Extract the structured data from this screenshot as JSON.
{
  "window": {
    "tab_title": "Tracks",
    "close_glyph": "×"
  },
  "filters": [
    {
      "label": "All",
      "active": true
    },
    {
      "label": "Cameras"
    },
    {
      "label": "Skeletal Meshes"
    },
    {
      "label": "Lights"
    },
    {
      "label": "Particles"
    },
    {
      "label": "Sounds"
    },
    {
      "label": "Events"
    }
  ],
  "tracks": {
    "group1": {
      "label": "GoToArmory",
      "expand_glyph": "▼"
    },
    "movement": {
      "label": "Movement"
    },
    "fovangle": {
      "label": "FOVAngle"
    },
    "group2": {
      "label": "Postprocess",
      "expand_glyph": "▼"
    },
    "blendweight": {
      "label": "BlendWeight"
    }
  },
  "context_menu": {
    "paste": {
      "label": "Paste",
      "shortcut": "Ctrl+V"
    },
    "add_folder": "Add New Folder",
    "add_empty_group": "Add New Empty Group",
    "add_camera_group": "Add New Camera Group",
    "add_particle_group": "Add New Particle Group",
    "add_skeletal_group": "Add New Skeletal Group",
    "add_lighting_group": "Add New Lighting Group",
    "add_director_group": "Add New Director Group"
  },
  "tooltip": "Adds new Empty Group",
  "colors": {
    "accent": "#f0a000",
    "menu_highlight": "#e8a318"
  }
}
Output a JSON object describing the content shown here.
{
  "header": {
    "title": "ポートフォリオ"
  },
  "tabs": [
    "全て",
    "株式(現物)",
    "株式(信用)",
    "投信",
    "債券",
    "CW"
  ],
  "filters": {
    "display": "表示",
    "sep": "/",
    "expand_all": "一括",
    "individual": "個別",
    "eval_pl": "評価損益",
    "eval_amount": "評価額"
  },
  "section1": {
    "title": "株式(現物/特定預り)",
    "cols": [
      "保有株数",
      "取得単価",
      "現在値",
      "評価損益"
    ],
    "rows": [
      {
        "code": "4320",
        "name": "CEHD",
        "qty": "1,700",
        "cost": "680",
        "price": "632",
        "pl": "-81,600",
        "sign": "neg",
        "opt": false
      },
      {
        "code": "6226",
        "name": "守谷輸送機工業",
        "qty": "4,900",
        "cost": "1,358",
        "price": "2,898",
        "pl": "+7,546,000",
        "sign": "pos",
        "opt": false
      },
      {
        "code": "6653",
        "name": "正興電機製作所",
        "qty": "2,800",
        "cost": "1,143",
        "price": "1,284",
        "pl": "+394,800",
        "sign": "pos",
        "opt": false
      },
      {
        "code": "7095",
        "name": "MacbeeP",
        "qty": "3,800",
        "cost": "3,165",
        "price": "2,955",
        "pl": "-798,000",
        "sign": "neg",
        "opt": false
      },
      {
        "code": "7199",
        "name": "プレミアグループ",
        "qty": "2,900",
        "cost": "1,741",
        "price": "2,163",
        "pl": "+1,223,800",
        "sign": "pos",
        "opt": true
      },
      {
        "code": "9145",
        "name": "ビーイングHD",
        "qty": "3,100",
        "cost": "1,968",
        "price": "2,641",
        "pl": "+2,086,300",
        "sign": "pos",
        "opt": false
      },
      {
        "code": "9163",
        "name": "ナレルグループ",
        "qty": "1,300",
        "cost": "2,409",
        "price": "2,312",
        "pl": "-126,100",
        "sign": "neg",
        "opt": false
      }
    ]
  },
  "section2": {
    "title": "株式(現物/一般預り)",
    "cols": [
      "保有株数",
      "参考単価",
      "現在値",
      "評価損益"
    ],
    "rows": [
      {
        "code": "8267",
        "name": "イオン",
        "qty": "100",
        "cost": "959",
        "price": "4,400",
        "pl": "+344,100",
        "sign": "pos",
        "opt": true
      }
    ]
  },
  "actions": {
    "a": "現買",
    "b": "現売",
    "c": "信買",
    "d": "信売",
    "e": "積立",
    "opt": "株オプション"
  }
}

⁂

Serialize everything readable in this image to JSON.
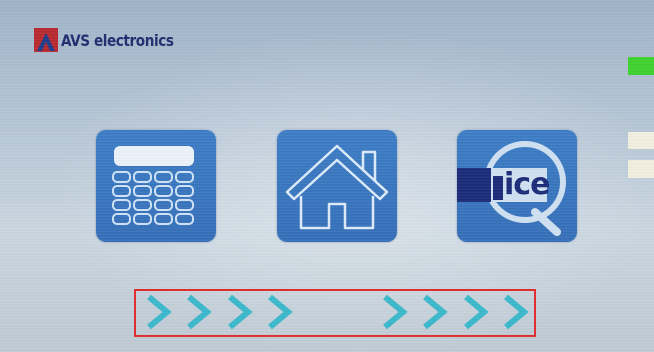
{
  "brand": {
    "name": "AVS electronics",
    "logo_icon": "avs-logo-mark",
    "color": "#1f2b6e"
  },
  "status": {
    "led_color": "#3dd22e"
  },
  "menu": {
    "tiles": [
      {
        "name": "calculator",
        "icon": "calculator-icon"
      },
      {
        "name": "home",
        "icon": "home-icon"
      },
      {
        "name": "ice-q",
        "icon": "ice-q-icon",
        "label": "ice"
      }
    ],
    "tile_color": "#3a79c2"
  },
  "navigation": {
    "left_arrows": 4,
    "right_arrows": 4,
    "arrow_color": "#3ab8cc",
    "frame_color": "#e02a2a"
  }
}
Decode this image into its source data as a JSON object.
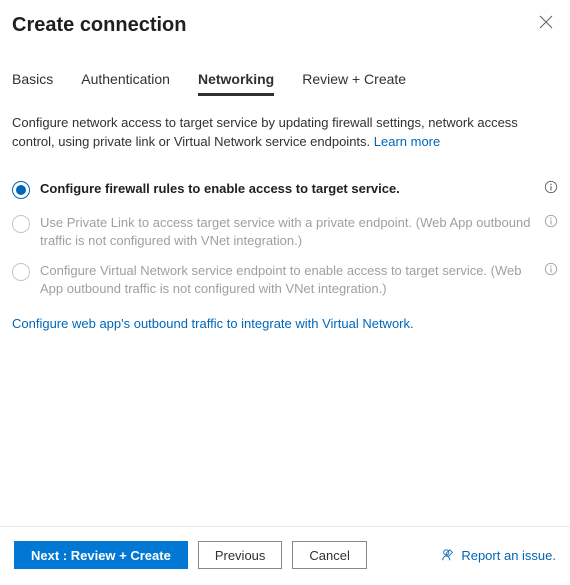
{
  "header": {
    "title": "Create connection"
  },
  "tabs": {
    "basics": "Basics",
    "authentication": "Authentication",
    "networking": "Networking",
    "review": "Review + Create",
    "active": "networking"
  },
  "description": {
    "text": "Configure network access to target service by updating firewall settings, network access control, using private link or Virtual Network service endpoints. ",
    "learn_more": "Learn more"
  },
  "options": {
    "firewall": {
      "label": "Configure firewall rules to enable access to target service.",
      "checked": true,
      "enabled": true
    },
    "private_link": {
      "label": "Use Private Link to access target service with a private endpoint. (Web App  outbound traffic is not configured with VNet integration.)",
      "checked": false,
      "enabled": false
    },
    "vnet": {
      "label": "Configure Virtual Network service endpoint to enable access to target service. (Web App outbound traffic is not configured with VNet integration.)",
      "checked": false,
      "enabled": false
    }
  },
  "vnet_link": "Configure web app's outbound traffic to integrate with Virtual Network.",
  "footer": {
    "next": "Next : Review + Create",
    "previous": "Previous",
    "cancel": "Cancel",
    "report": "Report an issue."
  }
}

⁂

◆ What this task involves
Copy every single line of the material above that holds "Create".

◆ Task solution
    "title": "Create connection"
    "review": "Review + Create",
    "next": "Next : Review + Create",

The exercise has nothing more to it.